> _EXERCISE INSTRUCTIONS_:
Exact repetition is required: output every record in full.

|---|

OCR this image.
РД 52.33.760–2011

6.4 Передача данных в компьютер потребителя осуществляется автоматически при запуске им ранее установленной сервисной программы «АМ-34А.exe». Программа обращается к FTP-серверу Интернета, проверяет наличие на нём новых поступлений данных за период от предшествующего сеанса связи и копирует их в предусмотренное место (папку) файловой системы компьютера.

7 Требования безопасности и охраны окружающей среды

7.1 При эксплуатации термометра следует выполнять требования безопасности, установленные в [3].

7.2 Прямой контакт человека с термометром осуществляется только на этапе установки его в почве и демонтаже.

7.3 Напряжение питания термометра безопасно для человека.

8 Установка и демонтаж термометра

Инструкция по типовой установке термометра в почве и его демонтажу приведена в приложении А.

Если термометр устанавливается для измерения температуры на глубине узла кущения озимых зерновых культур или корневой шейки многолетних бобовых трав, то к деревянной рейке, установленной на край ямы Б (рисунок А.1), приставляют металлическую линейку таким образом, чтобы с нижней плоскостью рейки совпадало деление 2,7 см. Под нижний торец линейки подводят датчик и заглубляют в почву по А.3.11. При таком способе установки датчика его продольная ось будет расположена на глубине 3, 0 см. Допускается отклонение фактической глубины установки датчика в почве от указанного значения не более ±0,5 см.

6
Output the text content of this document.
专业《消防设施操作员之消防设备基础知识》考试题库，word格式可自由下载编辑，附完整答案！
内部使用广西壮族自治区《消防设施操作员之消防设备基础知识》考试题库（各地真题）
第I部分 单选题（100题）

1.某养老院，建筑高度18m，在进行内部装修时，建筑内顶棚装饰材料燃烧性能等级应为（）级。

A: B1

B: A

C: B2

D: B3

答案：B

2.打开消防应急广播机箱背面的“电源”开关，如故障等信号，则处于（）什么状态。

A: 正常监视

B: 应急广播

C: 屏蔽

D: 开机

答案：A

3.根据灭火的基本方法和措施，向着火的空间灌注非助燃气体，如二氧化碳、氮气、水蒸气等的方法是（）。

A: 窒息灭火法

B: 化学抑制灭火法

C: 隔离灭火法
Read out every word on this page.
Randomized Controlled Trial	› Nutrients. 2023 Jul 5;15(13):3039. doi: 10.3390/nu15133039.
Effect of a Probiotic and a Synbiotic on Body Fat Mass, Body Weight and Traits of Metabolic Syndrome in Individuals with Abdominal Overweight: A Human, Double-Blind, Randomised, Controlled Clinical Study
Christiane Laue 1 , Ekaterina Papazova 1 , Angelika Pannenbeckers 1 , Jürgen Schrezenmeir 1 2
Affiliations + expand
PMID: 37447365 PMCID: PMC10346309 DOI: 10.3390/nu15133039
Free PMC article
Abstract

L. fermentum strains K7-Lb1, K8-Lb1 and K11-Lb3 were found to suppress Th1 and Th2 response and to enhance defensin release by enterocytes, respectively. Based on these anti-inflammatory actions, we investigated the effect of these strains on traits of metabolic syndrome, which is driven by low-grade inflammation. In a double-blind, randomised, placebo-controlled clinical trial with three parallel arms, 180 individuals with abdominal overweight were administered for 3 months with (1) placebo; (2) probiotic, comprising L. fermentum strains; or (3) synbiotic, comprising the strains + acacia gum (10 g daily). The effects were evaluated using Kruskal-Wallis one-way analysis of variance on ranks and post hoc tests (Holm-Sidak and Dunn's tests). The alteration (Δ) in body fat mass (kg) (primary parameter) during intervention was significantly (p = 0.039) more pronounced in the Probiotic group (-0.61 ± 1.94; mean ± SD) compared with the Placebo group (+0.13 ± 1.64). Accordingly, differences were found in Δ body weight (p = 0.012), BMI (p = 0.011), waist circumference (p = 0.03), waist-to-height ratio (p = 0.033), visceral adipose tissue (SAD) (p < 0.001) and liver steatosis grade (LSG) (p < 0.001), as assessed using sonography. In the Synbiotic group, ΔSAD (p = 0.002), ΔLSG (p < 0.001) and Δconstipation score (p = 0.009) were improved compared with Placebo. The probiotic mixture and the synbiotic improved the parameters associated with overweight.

|---|

> _OUTPUT OF THE TASK_:
OCR this image.
РД 52.33.760–2011

6.4 Передача данных в компьютер потребителя осуществляется автоматически при запуске им ранее установленной сервисной программы «АМ-34А.exe». Программа обращается к FTP-серверу Интернета, проверяет наличие на нём новых поступлений данных за период от предшествующего сеанса связи и копирует их в предусмотренное место (папку) файловой системы компьютера.

7 Требования безопасности и охраны окружающей среды

7.1 При эксплуатации термометра следует выполнять требования безопасности, установленные в [3].

7.2 Прямой контакт человека с термометром осуществляется только на этапе установки его в почве и демонтаже.

7.3 Напряжение питания термометра безопасно для человека.

8 Установка и демонтаж термометра

Инструкция по типовой установке термометра в почве и его демонтажу приведена в приложении А.

Если термометр устанавливается для измерения температуры на глубине узла кущения озимых зерновых культур или корневой шейки многолетних бобовых трав, то к деревянной рейке, установленной на край ямы Б (рисунок А.1), приставляют металлическую линейку таким образом, чтобы с нижней плоскостью рейки совпадало деление 2,7 см. Под нижний торец линейки подводят датчик и заглубляют в почву по А.3.11. При таком способе установки датчика его продольная ось будет расположена на глубине 3, 0 см. Допускается отклонение фактической глубины установки датчика в почве от указанного значения не более ±0,5 см.

6
Output the text content of this document.
专业《消防设施操作员之消防设备基础知识》考试题库，word格式可自由下载编辑，附完整答案！
内部使用广西壮族自治区《消防设施操作员之消防设备基础知识》考试题库（各地真题）
第I部分 单选题（100题）

1.某养老院，建筑高度18m，在进行内部装修时，建筑内顶棚装饰材料燃烧性能等级应为（）级。

A: B1

B: A

C: B2

D: B3

答案：B

2.打开消防应急广播机箱背面的“电源”开关，如故障等信号，则处于（）什么状态。

A: 正常监视

B: 应急广播

C: 屏蔽

D: 开机

答案：A

3.根据灭火的基本方法和措施，向着火的空间灌注非助燃气体，如二氧化碳、氮气、水蒸气等的方法是（）。

A: 窒息灭火法

B: 化学抑制灭火法

C: 隔离灭火法
Read out every word on this page.
Randomized Controlled Trial	› Nutrients. 2023 Jul 5;15(13):3039. doi: 10.3390/nu15133039.
Effect of a Probiotic and a Synbiotic on Body Fat Mass, Body Weight and Traits of Metabolic Syndrome in Individuals with Abdominal Overweight: A Human, Double-Blind, Randomised, Controlled Clinical Study
Christiane Laue 1 , Ekaterina Papazova 1 , Angelika Pannenbeckers 1 , Jürgen Schrezenmeir 1 2
Affiliations + expand
PMID: 37447365 PMCID: PMC10346309 DOI: 10.3390/nu15133039
Free PMC article
Abstract

L. fermentum strains K7-Lb1, K8-Lb1 and K11-Lb3 were found to suppress Th1 and Th2 response and to enhance defensin release by enterocytes, respectively. Based on these anti-inflammatory actions, we investigated the effect of these strains on traits of metabolic syndrome, which is driven by low-grade inflammation. In a double-blind, randomised, placebo-controlled clinical trial with three parallel arms, 180 individuals with abdominal overweight were administered for 3 months with (1) placebo; (2) probiotic, comprising L. fermentum strains; or (3) synbiotic, comprising the strains + acacia gum (10 g daily). The effects were evaluated using Kruskal-Wallis one-way analysis of variance on ranks and post hoc tests (Holm-Sidak and Dunn's tests). The alteration (Δ) in body fat mass (kg) (primary parameter) during intervention was significantly (p = 0.039) more pronounced in the Probiotic group (-0.61 ± 1.94; mean ± SD) compared with the Placebo group (+0.13 ± 1.64). Accordingly, differences were found in Δ body weight (p = 0.012), BMI (p = 0.011), waist circumference (p = 0.03), waist-to-height ratio (p = 0.033), visceral adipose tissue (SAD) (p < 0.001) and liver steatosis grade (LSG) (p < 0.001), as assessed using sonography. In the Synbiotic group, ΔSAD (p = 0.002), ΔLSG (p < 0.001) and Δconstipation score (p = 0.009) were improved compared with Placebo. The probiotic mixture and the synbiotic improved the parameters associated with overweight.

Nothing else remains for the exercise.